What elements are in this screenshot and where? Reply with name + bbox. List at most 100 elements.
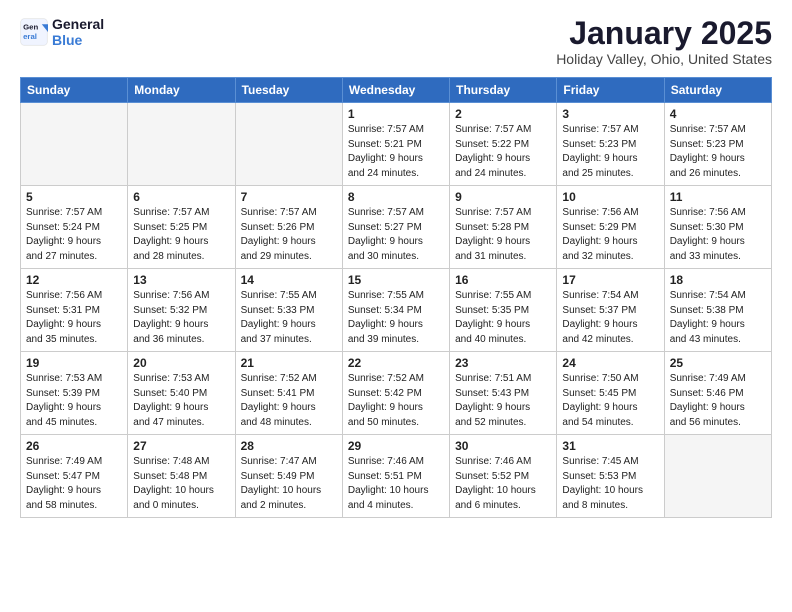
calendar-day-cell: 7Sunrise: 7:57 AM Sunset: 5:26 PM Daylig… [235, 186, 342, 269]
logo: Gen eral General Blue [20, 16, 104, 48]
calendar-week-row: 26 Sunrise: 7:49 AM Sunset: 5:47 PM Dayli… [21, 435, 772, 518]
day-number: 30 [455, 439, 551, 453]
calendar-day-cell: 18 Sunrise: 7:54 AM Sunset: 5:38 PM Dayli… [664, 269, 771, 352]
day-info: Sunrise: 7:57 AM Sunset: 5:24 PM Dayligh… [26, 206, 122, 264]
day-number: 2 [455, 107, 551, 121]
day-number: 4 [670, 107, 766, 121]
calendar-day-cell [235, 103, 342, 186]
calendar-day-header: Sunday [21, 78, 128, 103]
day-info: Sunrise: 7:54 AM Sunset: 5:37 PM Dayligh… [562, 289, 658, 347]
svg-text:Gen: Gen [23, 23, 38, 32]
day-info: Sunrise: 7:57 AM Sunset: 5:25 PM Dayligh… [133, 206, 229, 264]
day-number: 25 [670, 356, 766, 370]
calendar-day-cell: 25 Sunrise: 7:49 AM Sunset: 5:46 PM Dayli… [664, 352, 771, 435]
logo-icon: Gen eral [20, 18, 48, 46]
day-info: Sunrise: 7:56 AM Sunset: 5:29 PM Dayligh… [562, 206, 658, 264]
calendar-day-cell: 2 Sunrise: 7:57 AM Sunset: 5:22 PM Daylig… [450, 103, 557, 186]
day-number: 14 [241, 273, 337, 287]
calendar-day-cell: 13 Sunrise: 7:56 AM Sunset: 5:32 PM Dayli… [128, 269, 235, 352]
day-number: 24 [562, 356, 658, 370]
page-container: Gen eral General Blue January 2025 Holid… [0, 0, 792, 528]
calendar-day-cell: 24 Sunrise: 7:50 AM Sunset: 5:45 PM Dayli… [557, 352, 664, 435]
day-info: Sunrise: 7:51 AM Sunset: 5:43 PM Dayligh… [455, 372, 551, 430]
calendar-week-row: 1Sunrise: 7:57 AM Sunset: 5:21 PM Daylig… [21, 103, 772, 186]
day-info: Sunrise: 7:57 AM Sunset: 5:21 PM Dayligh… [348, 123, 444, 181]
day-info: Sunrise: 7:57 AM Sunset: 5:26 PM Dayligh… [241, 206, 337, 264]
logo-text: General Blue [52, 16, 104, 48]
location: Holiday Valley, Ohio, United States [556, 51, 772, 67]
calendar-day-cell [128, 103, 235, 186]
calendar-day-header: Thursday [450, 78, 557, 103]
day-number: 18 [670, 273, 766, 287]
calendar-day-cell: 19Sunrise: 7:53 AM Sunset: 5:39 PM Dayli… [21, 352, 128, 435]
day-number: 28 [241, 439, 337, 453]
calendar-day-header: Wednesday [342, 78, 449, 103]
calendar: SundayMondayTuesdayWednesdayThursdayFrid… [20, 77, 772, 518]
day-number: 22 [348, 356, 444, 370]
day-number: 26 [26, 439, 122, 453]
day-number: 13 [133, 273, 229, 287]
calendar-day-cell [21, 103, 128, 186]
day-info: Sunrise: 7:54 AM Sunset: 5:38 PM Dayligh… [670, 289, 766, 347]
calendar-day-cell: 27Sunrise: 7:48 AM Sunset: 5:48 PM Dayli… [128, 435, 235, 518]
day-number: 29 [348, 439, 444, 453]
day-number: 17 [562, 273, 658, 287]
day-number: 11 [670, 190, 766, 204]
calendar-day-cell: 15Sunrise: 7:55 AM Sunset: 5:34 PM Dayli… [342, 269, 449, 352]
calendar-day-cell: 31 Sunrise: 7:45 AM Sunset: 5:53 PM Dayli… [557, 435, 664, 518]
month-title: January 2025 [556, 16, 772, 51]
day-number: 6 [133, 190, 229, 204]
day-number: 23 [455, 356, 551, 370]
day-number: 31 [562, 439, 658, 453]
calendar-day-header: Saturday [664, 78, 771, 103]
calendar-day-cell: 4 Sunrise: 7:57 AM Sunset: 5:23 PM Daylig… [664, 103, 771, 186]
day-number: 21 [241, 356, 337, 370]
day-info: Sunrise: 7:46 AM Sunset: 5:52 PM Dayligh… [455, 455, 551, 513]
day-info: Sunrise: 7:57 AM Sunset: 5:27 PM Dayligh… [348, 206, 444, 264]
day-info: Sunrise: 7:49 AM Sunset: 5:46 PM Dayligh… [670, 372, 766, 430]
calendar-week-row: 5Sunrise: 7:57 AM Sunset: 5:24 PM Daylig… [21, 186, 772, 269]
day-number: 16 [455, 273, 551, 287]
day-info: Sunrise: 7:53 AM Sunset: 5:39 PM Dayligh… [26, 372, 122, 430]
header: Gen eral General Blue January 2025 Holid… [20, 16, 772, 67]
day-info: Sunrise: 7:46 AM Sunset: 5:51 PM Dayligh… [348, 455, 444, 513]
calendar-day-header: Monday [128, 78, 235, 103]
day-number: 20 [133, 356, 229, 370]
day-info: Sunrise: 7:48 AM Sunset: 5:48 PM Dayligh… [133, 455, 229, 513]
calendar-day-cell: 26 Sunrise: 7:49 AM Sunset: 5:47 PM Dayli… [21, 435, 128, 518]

——————

Exercise instructions: Quote every line of the entries above word for word, leaving out the pictures.

Exercise output:
What elements are in this screenshot and where? Reply with name + bbox. List at most 100 elements.
calendar-day-cell: 7Sunrise: 7:57 AM Sunset: 5:26 PM Daylig… [235, 186, 342, 269]
logo: Gen eral General Blue [20, 16, 104, 48]
calendar-week-row: 26 Sunrise: 7:49 AM Sunset: 5:47 PM Dayli… [21, 435, 772, 518]
day-number: 30 [455, 439, 551, 453]
calendar-day-cell: 18 Sunrise: 7:54 AM Sunset: 5:38 PM Dayli… [664, 269, 771, 352]
day-info: Sunrise: 7:57 AM Sunset: 5:24 PM Dayligh… [26, 206, 122, 264]
day-number: 2 [455, 107, 551, 121]
day-number: 4 [670, 107, 766, 121]
calendar-day-cell [235, 103, 342, 186]
calendar-day-header: Sunday [21, 78, 128, 103]
day-info: Sunrise: 7:54 AM Sunset: 5:37 PM Dayligh… [562, 289, 658, 347]
svg-text:Gen: Gen [23, 23, 38, 32]
day-info: Sunrise: 7:57 AM Sunset: 5:25 PM Dayligh… [133, 206, 229, 264]
day-number: 25 [670, 356, 766, 370]
calendar-day-cell: 25 Sunrise: 7:49 AM Sunset: 5:46 PM Dayli… [664, 352, 771, 435]
logo-icon: Gen eral [20, 18, 48, 46]
day-info: Sunrise: 7:56 AM Sunset: 5:29 PM Dayligh… [562, 206, 658, 264]
calendar-day-cell: 2 Sunrise: 7:57 AM Sunset: 5:22 PM Daylig… [450, 103, 557, 186]
day-number: 14 [241, 273, 337, 287]
calendar-day-cell: 13 Sunrise: 7:56 AM Sunset: 5:32 PM Dayli… [128, 269, 235, 352]
day-number: 24 [562, 356, 658, 370]
page-container: Gen eral General Blue January 2025 Holid… [0, 0, 792, 528]
calendar-day-cell: 24 Sunrise: 7:50 AM Sunset: 5:45 PM Dayli… [557, 352, 664, 435]
day-info: Sunrise: 7:51 AM Sunset: 5:43 PM Dayligh… [455, 372, 551, 430]
calendar-week-row: 1Sunrise: 7:57 AM Sunset: 5:21 PM Daylig… [21, 103, 772, 186]
day-info: Sunrise: 7:57 AM Sunset: 5:21 PM Dayligh… [348, 123, 444, 181]
day-info: Sunrise: 7:57 AM Sunset: 5:26 PM Dayligh… [241, 206, 337, 264]
logo-text: General Blue [52, 16, 104, 48]
location: Holiday Valley, Ohio, United States [556, 51, 772, 67]
calendar-day-cell [128, 103, 235, 186]
calendar-day-header: Thursday [450, 78, 557, 103]
day-number: 18 [670, 273, 766, 287]
calendar-day-cell: 19Sunrise: 7:53 AM Sunset: 5:39 PM Dayli… [21, 352, 128, 435]
day-number: 28 [241, 439, 337, 453]
calendar-day-header: Wednesday [342, 78, 449, 103]
calendar: SundayMondayTuesdayWednesdayThursdayFrid… [20, 77, 772, 518]
day-number: 22 [348, 356, 444, 370]
day-number: 26 [26, 439, 122, 453]
day-number: 13 [133, 273, 229, 287]
calendar-day-cell [21, 103, 128, 186]
day-info: Sunrise: 7:54 AM Sunset: 5:38 PM Dayligh… [670, 289, 766, 347]
calendar-day-cell: 27Sunrise: 7:48 AM Sunset: 5:48 PM Dayli… [128, 435, 235, 518]
day-number: 29 [348, 439, 444, 453]
day-number: 17 [562, 273, 658, 287]
day-number: 11 [670, 190, 766, 204]
calendar-day-cell: 15Sunrise: 7:55 AM Sunset: 5:34 PM Dayli… [342, 269, 449, 352]
calendar-day-cell: 31 Sunrise: 7:45 AM Sunset: 5:53 PM Dayli… [557, 435, 664, 518]
month-title: January 2025 [556, 16, 772, 51]
day-number: 6 [133, 190, 229, 204]
day-number: 23 [455, 356, 551, 370]
day-number: 31 [562, 439, 658, 453]
calendar-day-header: Saturday [664, 78, 771, 103]
calendar-day-cell: 4 Sunrise: 7:57 AM Sunset: 5:23 PM Daylig… [664, 103, 771, 186]
day-number: 21 [241, 356, 337, 370]
day-info: Sunrise: 7:46 AM Sunset: 5:52 PM Dayligh… [455, 455, 551, 513]
day-info: Sunrise: 7:57 AM Sunset: 5:27 PM Dayligh… [348, 206, 444, 264]
day-info: Sunrise: 7:49 AM Sunset: 5:46 PM Dayligh… [670, 372, 766, 430]
calendar-week-row: 5Sunrise: 7:57 AM Sunset: 5:24 PM Daylig… [21, 186, 772, 269]
day-number: 16 [455, 273, 551, 287]
day-info: Sunrise: 7:53 AM Sunset: 5:39 PM Dayligh… [26, 372, 122, 430]
header: Gen eral General Blue January 2025 Holid… [20, 16, 772, 67]
day-info: Sunrise: 7:46 AM Sunset: 5:51 PM Dayligh… [348, 455, 444, 513]
calendar-day-header: Monday [128, 78, 235, 103]
day-number: 20 [133, 356, 229, 370]
day-info: Sunrise: 7:48 AM Sunset: 5:48 PM Dayligh… [133, 455, 229, 513]
calendar-day-cell: 26 Sunrise: 7:49 AM Sunset: 5:47 PM Dayli… [21, 435, 128, 518]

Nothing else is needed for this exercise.